● **TASK GOAL**: Filter the data below for the string "συναφή" and copy each matching line.

● **DATA FOR THIS TASK**:
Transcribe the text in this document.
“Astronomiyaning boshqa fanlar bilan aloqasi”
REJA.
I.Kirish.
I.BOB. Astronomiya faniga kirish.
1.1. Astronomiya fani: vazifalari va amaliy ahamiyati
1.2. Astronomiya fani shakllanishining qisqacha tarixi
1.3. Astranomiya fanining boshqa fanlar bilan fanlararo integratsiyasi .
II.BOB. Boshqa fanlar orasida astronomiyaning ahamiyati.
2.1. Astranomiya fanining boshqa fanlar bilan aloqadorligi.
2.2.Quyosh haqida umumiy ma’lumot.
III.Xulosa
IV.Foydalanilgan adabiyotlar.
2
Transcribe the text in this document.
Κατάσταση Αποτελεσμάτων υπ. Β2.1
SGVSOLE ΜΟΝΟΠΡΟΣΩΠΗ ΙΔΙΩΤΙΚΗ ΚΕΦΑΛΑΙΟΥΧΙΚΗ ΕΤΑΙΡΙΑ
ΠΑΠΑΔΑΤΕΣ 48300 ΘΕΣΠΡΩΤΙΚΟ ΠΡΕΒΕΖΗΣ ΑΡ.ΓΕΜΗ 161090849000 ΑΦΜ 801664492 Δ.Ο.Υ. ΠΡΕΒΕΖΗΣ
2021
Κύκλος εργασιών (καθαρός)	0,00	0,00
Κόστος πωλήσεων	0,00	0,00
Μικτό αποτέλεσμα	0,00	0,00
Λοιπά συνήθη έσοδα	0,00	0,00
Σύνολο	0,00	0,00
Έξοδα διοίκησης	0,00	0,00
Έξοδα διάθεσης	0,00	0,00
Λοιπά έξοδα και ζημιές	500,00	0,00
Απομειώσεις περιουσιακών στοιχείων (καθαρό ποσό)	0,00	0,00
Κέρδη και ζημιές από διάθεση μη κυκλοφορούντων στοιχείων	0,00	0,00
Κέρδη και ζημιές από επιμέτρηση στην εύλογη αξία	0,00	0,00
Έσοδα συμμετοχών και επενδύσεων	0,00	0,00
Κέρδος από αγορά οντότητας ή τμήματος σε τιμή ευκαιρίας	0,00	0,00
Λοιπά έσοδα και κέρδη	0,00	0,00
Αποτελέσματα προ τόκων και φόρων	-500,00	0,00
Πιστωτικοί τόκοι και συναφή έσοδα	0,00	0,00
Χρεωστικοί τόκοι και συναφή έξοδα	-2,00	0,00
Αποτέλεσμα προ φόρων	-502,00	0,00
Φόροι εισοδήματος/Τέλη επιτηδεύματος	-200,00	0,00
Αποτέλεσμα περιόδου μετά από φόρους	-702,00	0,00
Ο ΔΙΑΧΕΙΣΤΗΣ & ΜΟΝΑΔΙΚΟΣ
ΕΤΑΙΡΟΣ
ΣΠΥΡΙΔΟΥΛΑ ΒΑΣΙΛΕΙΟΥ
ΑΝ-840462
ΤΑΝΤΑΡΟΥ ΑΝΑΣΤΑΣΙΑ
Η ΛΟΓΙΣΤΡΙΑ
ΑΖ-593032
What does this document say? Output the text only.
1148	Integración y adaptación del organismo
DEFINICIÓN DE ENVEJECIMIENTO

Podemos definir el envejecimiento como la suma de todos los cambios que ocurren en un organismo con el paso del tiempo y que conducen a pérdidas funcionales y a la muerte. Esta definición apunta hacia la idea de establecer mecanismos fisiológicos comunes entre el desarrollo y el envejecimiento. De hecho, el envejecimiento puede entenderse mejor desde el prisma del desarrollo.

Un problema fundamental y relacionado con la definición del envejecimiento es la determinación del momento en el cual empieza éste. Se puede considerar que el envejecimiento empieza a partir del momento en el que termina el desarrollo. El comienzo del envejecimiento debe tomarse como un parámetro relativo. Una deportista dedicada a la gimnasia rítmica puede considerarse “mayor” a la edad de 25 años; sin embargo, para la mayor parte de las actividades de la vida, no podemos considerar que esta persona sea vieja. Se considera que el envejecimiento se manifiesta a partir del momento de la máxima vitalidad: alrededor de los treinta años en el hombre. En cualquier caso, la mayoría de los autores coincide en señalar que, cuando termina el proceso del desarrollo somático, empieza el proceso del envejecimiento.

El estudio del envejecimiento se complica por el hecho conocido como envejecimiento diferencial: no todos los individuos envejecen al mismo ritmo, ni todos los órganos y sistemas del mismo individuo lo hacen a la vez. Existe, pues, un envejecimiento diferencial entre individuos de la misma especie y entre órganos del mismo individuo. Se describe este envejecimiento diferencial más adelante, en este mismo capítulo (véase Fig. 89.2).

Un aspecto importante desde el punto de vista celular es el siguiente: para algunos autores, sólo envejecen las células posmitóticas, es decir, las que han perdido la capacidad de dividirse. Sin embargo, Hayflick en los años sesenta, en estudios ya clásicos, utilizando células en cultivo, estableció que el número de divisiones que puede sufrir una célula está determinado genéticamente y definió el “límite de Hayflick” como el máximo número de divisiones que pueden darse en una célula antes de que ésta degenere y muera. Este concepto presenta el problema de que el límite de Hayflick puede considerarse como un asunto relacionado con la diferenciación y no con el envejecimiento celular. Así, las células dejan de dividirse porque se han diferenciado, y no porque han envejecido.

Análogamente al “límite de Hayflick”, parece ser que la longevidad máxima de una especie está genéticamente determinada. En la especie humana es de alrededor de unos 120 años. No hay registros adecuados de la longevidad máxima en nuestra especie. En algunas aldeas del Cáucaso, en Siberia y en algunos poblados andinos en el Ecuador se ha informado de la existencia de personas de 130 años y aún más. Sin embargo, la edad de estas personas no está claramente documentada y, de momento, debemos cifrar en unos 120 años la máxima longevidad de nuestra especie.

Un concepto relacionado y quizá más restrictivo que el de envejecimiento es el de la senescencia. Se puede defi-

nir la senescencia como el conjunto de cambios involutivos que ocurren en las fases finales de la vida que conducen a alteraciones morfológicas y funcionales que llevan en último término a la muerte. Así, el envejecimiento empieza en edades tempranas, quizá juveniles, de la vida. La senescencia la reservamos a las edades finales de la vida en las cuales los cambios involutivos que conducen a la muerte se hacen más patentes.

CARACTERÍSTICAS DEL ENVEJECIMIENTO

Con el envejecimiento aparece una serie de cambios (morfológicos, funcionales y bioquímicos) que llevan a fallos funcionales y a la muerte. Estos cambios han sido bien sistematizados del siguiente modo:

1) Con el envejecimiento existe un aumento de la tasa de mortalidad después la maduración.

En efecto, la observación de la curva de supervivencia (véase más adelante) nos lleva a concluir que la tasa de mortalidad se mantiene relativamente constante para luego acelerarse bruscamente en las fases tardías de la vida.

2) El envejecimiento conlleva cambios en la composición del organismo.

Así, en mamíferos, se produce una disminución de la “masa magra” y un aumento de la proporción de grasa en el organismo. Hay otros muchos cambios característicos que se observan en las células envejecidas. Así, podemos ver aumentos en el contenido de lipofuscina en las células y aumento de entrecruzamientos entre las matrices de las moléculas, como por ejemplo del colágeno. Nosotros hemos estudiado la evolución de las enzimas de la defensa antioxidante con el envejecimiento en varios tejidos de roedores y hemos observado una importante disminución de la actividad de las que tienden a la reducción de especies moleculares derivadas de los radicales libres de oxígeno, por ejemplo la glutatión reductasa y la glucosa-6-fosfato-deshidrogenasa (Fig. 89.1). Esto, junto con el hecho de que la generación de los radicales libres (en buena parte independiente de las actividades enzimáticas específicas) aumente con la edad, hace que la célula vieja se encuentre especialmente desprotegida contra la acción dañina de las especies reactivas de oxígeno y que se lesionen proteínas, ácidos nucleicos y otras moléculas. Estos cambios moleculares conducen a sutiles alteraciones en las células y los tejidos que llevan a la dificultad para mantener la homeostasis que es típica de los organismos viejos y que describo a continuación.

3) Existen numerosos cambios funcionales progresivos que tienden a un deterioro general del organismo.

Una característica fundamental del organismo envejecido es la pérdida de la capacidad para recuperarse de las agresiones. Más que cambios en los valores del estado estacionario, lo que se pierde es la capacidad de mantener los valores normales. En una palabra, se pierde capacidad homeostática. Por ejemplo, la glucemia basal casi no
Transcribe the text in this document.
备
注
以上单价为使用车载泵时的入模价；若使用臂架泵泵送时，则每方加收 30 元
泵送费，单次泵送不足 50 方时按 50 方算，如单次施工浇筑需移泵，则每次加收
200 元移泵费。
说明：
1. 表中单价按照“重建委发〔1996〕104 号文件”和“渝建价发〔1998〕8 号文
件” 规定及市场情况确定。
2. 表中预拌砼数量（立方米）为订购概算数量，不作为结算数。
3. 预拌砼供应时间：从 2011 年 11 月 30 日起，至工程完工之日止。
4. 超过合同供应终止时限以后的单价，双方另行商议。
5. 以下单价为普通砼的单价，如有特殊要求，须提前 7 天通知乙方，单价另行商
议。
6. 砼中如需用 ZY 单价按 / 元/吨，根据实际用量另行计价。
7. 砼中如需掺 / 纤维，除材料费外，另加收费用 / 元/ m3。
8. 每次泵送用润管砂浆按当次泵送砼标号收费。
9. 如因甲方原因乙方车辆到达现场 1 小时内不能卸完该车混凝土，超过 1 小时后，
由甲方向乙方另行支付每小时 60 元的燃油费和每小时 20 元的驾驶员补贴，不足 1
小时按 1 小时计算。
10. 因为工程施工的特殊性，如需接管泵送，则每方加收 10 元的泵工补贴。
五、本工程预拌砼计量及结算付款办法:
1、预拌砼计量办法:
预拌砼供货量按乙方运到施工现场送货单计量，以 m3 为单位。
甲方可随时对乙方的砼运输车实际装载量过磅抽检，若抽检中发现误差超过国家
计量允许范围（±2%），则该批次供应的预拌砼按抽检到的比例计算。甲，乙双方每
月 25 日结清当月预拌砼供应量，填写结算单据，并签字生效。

● **WRITTEN SOLUTION**:
Πιστωτικοί τόκοι και συναφή έσοδα	0,00	0,00
Χρεωστικοί τόκοι και συναφή έξοδα	-2,00	0,00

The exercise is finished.